TASKS TO COMPLETE:
1. Reproduce the passage of the dot product forum exchange from "So can you show" up to and including "used to it.".
2. Carry on the forum exchange about the dot product from the point where it currently ends.

====== EXCERPT PROVIDED

So can you show me what you think the dot product will be?
I can't just multiply the i j and k coefficients can I? \[t+sintcost-sintcost\]
That's exactly what it is. You should end up with \[t+\sin(t)\cos(t)-\sin(t)\cos(t)=t\]
Yaaaaayyyyy!!!!! I just need to build confidence i guess.... sigh
You'll get used to it.

============
====== LISTED RECORDS

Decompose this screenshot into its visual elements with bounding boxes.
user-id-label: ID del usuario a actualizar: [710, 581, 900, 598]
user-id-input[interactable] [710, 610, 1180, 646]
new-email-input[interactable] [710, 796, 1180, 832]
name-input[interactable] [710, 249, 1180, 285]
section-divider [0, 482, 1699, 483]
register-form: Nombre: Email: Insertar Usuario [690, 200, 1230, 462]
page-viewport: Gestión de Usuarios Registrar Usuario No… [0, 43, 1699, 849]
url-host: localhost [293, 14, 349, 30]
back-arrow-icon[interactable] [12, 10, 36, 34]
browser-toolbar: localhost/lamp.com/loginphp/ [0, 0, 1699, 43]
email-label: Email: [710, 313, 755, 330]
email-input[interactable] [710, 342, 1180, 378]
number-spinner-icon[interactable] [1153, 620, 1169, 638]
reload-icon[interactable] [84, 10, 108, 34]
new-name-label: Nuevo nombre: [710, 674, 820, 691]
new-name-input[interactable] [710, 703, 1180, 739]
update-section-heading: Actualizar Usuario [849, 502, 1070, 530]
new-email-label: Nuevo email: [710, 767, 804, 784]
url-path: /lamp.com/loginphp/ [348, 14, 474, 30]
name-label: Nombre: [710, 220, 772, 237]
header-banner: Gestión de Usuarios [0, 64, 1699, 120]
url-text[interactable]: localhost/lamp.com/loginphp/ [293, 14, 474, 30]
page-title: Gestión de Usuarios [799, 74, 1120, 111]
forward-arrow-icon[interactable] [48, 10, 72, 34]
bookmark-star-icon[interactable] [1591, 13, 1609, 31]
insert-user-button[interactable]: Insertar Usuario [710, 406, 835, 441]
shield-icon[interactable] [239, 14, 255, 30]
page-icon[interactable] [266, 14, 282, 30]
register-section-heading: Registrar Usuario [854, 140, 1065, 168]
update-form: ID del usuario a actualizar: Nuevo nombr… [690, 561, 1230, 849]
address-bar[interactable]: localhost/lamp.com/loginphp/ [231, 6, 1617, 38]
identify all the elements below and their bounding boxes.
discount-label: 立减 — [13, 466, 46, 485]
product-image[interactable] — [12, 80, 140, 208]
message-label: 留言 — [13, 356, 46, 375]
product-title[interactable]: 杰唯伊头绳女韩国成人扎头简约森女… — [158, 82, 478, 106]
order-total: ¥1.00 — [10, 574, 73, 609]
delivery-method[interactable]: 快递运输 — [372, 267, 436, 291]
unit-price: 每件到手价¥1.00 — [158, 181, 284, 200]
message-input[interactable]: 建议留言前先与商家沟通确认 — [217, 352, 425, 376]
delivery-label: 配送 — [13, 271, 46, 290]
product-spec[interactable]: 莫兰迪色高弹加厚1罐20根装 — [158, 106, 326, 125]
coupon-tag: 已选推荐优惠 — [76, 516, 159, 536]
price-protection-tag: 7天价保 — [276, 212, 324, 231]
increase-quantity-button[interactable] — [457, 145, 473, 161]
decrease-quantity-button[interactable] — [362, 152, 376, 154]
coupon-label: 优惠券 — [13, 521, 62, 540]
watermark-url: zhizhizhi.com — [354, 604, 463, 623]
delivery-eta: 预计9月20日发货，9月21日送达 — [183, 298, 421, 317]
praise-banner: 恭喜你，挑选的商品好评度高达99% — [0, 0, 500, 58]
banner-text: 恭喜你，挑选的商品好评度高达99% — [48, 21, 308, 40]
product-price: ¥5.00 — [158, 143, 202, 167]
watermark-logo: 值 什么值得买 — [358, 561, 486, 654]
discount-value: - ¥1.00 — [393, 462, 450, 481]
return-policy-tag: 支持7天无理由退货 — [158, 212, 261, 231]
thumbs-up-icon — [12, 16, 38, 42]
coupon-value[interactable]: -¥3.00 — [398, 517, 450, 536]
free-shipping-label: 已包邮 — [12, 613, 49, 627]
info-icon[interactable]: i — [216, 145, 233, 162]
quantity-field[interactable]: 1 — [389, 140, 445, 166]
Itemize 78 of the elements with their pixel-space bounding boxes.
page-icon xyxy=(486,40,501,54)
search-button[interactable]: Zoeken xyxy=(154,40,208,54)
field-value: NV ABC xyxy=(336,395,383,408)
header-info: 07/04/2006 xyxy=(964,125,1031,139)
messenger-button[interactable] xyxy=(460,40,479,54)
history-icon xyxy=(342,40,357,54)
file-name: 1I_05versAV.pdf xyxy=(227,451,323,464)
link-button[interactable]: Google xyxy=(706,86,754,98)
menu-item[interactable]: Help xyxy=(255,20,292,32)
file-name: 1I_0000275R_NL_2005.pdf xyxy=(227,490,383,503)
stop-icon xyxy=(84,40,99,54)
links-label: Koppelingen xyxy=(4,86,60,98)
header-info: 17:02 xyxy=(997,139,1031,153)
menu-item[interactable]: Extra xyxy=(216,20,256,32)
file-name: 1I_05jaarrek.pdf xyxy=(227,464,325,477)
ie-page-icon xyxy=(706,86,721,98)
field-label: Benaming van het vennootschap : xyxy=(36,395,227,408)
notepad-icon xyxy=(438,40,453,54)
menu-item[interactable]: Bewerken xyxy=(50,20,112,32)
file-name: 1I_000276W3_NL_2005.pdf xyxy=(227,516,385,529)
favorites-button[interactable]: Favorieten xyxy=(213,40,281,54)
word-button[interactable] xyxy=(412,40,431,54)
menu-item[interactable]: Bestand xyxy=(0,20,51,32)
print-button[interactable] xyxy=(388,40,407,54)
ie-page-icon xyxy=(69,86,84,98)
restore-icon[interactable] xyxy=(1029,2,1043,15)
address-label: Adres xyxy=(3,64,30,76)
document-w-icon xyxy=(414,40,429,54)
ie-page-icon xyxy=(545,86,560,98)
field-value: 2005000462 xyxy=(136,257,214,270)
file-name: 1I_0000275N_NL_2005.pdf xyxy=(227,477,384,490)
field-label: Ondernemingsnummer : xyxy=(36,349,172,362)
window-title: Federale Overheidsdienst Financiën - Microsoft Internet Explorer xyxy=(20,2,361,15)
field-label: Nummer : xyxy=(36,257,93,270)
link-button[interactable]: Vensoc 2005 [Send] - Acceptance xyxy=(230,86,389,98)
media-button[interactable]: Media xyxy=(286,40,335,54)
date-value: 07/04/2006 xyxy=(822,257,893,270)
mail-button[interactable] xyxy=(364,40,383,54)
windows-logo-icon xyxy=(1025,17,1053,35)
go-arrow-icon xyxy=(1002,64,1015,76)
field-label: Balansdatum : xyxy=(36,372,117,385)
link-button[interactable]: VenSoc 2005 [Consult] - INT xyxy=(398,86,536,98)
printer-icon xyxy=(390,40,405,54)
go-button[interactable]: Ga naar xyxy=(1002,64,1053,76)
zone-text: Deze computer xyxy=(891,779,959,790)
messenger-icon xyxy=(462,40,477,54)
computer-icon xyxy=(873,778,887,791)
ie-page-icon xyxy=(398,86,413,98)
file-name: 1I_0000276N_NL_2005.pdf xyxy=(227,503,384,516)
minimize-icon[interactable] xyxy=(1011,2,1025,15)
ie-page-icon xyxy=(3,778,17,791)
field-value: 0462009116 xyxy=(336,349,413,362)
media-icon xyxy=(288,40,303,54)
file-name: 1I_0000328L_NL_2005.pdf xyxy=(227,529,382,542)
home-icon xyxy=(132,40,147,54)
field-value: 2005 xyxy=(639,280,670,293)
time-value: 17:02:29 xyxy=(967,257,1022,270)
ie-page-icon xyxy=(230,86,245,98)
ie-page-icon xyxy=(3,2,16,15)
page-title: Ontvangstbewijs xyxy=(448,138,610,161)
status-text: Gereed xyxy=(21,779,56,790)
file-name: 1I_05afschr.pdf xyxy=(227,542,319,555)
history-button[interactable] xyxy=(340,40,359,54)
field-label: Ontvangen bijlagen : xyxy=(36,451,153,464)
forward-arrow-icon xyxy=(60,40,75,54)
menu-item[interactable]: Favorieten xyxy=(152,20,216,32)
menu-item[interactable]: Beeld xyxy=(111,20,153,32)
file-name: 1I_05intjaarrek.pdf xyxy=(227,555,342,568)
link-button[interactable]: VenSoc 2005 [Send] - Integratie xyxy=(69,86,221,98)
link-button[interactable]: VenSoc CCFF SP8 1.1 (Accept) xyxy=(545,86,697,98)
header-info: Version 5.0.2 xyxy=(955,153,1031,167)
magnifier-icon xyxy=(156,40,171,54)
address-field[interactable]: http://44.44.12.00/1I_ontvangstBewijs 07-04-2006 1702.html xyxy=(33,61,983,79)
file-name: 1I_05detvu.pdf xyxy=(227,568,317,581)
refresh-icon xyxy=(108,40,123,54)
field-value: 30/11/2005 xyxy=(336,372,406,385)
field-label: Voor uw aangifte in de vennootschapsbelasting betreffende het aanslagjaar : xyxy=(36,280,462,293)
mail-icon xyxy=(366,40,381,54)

============

EXERCISE RESPONSES:
1.
So can you show me what you think the dot product will be?
I can't just multiply the i j and k coefficients can I? \[t+sintcost-sintcost\]
That's exactly what it is. You should end up with \[t+\sin(t)\cos(t)-\sin(t)\cos(t)=t\]
Yaaaaayyyyy!!!!! I just need to build confidence i guess.... sigh
You'll get used to it.

2.
here is the mistake I see: x=t y=sint z=cost that would give us \[\int_0^{\pi} cost dt+\int_0^{\pi}sintcostdt+\int_0^{\pi}tsint dt\]
\[\vec F(x,y,z)=z\hat{i}+y\hat{j}-z\hat{k}\]\[\vec r(t)=t\hat i+\sin t\hat j+\cos t\hat k\]\[\vec r'(t)=\hat i+\cos t\hat j-\sin t\hat k\]\[\int_0^\pi\vec F(\vec r(t))\cdot\vec r'(t)dt=\int_0^\pi\langle\cos t,\sin t,\cos t\rangle\cdot\langle1,\cos t,-\sin t\rangle dt\]do you see a problem with that?
\[=\int_0^\pi\cos t+\sin t\cos t-\sin t\cos tdt=\int_0^\pi\cos tdt=-2\]
oh I see what I did! It's z y -z and not z y -x
thanks!
welcome!
now I go to bed :)
Have a good night's rest!
likewise!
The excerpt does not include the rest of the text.